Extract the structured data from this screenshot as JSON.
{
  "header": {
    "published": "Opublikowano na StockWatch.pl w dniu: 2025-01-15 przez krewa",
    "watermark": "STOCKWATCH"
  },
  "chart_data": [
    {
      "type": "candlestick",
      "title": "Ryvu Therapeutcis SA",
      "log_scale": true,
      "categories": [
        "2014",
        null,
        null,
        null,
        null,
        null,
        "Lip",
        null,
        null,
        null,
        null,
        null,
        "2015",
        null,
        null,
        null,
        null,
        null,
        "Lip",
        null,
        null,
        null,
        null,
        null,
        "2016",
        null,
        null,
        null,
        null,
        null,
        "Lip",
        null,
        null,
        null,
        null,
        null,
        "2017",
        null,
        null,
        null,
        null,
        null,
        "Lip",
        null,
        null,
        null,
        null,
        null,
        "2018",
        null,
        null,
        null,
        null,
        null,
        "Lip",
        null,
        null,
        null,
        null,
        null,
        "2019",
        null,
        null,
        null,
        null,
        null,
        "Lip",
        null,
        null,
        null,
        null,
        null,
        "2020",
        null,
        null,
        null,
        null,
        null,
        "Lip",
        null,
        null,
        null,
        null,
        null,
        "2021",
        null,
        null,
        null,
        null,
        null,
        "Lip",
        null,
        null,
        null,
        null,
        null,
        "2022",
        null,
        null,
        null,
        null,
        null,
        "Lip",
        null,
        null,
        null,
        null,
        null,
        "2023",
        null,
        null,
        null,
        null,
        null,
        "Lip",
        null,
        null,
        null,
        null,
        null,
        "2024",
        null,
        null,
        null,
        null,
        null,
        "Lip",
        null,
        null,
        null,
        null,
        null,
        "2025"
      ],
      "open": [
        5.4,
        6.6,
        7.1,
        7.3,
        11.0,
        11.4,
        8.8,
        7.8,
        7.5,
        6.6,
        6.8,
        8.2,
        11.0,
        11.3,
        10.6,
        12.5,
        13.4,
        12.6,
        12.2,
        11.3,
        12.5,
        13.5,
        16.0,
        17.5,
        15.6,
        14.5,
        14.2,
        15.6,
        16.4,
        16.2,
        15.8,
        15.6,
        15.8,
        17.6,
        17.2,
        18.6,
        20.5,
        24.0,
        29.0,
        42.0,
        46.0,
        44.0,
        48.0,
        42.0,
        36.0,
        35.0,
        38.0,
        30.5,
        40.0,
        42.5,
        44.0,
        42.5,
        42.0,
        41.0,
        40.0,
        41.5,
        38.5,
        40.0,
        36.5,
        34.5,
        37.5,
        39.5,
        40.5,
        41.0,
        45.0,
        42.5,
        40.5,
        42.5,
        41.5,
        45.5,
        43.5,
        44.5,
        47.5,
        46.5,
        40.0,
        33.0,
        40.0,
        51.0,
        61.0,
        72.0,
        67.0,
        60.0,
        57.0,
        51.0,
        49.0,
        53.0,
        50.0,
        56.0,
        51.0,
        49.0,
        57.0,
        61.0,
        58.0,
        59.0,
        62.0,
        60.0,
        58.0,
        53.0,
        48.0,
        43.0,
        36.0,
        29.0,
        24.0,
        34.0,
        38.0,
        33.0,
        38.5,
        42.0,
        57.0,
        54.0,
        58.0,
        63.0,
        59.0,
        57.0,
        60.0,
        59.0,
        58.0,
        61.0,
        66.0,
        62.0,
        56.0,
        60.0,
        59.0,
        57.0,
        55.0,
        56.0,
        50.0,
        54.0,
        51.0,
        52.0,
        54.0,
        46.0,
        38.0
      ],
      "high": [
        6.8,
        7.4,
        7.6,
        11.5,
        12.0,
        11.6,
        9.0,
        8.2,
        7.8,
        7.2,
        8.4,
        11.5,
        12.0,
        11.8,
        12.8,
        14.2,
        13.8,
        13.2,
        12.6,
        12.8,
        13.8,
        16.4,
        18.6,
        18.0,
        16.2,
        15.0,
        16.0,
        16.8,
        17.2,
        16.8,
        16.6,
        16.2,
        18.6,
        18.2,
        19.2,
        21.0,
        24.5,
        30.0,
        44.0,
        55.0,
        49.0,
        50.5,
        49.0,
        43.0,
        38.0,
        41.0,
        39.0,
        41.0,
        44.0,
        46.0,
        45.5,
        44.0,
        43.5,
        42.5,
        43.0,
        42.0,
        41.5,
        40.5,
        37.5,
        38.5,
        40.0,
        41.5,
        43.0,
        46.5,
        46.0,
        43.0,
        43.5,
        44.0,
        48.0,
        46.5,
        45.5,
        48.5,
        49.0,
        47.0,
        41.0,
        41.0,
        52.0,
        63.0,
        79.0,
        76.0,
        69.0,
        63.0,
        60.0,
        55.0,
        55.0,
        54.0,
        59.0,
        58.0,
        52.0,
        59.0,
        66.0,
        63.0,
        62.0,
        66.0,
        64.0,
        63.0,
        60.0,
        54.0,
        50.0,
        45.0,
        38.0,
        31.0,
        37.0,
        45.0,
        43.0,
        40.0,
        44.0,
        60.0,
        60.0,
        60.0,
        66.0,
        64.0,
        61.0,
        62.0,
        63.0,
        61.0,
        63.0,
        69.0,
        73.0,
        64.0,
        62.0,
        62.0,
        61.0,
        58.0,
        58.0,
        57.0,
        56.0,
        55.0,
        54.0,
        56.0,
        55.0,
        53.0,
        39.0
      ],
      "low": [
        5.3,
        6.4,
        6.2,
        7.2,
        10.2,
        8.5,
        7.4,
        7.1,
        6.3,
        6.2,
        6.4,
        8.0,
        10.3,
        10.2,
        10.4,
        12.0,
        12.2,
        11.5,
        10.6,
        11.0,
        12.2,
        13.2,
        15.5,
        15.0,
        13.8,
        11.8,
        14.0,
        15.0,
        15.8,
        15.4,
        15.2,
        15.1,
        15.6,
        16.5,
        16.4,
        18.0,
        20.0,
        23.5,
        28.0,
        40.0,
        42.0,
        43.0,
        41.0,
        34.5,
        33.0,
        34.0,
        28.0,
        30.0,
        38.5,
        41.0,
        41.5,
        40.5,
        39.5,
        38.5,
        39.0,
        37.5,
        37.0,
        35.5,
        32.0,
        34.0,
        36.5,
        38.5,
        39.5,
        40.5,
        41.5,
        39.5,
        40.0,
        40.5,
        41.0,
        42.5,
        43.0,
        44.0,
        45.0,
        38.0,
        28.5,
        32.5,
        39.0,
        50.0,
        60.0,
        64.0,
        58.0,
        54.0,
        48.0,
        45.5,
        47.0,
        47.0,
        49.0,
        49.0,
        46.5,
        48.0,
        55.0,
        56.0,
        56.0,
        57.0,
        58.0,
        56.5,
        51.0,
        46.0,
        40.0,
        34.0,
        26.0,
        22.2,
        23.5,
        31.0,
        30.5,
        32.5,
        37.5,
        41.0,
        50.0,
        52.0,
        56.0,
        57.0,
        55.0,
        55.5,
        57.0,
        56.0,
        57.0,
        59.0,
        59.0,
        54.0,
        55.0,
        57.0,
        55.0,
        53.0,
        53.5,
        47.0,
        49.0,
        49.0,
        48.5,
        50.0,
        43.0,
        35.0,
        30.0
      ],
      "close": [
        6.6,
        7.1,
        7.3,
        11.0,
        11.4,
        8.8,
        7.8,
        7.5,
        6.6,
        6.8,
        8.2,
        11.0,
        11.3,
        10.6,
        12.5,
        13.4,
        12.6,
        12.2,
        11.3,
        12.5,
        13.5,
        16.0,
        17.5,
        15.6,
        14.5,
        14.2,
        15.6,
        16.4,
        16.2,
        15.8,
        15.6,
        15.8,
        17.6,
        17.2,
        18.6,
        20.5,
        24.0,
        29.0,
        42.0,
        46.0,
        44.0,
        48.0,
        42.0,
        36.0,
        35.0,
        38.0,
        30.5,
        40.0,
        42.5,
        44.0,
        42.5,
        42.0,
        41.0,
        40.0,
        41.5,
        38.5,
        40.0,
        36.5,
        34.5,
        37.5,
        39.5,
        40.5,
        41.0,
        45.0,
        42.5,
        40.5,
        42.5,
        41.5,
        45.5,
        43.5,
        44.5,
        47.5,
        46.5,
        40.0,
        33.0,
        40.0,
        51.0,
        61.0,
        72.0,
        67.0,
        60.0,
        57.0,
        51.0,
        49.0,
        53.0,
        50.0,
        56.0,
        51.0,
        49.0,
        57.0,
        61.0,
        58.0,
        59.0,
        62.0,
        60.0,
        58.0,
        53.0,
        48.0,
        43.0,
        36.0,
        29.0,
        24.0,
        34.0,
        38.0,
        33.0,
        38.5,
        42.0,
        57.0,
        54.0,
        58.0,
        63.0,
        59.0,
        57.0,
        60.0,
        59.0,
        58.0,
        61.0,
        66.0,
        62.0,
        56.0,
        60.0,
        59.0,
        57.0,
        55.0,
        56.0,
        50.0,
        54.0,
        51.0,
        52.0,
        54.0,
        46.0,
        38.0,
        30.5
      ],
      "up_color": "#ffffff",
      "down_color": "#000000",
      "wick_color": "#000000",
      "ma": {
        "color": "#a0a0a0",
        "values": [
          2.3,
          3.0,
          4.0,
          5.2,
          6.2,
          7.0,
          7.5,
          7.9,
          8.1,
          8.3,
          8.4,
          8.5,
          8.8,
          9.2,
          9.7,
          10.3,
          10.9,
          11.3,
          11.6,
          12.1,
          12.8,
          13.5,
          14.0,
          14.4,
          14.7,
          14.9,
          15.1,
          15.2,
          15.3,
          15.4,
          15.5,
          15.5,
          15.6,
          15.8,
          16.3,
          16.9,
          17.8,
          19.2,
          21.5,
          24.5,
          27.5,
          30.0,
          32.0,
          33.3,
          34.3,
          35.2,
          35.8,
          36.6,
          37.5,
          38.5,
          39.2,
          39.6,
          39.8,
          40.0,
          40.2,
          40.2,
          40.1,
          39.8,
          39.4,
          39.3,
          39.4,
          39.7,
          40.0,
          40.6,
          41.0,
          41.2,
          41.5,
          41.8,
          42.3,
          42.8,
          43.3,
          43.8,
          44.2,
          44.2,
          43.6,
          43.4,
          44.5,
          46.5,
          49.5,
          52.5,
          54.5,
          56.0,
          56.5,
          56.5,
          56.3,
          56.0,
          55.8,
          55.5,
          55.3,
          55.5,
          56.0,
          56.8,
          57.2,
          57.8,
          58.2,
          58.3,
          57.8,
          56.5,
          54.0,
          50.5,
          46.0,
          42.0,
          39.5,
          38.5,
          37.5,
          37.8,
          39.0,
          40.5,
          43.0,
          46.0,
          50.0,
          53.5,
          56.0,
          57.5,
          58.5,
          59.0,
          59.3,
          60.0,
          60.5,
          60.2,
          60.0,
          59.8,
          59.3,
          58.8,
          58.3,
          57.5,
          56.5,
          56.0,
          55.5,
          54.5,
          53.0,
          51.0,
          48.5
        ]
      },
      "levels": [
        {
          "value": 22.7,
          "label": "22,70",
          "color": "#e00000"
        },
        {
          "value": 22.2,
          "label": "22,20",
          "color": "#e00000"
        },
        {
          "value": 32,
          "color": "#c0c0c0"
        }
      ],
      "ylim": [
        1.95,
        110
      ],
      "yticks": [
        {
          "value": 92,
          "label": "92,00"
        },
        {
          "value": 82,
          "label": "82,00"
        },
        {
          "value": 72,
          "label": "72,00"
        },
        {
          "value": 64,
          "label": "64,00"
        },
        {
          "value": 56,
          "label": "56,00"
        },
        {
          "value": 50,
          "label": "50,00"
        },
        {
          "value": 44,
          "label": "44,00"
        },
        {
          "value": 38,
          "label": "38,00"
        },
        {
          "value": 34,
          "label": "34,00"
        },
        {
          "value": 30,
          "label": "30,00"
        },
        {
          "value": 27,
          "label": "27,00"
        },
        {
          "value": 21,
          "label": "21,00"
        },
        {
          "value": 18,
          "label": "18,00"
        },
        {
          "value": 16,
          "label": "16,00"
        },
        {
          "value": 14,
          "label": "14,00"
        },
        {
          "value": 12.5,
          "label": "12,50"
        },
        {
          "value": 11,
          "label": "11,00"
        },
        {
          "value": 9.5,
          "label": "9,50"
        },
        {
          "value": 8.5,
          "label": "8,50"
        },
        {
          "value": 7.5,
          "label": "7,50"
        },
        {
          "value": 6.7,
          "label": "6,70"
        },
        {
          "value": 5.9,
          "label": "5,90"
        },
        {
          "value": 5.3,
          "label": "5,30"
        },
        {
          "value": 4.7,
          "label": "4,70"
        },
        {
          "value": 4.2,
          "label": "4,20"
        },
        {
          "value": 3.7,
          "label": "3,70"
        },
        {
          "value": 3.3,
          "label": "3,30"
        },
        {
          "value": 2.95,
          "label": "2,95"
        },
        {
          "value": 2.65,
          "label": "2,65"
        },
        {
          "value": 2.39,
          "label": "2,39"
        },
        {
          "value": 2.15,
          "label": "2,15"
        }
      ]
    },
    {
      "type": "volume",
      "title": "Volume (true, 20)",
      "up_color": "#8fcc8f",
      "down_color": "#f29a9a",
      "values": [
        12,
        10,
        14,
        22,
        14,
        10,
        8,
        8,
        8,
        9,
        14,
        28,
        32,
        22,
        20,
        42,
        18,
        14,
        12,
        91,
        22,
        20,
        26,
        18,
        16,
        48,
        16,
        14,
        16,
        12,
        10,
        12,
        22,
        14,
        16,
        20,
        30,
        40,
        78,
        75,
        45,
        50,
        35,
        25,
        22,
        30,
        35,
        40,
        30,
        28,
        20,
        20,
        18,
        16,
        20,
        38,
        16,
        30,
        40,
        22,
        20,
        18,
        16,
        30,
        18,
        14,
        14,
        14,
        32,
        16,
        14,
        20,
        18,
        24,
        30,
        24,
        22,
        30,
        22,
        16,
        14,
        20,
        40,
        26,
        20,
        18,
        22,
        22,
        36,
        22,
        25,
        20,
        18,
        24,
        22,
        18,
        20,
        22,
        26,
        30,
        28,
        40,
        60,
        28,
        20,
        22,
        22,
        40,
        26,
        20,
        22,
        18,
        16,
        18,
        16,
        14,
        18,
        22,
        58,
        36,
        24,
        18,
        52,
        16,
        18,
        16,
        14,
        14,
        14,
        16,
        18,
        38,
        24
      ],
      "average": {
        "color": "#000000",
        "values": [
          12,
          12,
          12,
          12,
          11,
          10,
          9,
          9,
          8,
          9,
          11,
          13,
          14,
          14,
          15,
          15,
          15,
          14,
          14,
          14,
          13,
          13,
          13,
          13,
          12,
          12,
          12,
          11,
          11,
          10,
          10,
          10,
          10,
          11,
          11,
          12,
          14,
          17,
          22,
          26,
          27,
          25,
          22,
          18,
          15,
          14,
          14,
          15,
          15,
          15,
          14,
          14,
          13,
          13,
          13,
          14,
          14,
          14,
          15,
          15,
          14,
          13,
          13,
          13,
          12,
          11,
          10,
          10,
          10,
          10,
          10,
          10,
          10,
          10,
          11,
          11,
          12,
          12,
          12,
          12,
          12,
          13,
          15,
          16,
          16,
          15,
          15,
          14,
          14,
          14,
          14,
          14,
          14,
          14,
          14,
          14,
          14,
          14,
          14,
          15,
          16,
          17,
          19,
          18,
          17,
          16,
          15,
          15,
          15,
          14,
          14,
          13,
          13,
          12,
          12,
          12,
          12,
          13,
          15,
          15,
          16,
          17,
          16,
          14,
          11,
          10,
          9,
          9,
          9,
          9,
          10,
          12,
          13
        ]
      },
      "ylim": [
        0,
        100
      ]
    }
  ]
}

□ □ □ □ □

[Written request]:
Determine how many lines of the material include the string "title". Output only that count.

[Task output]:
2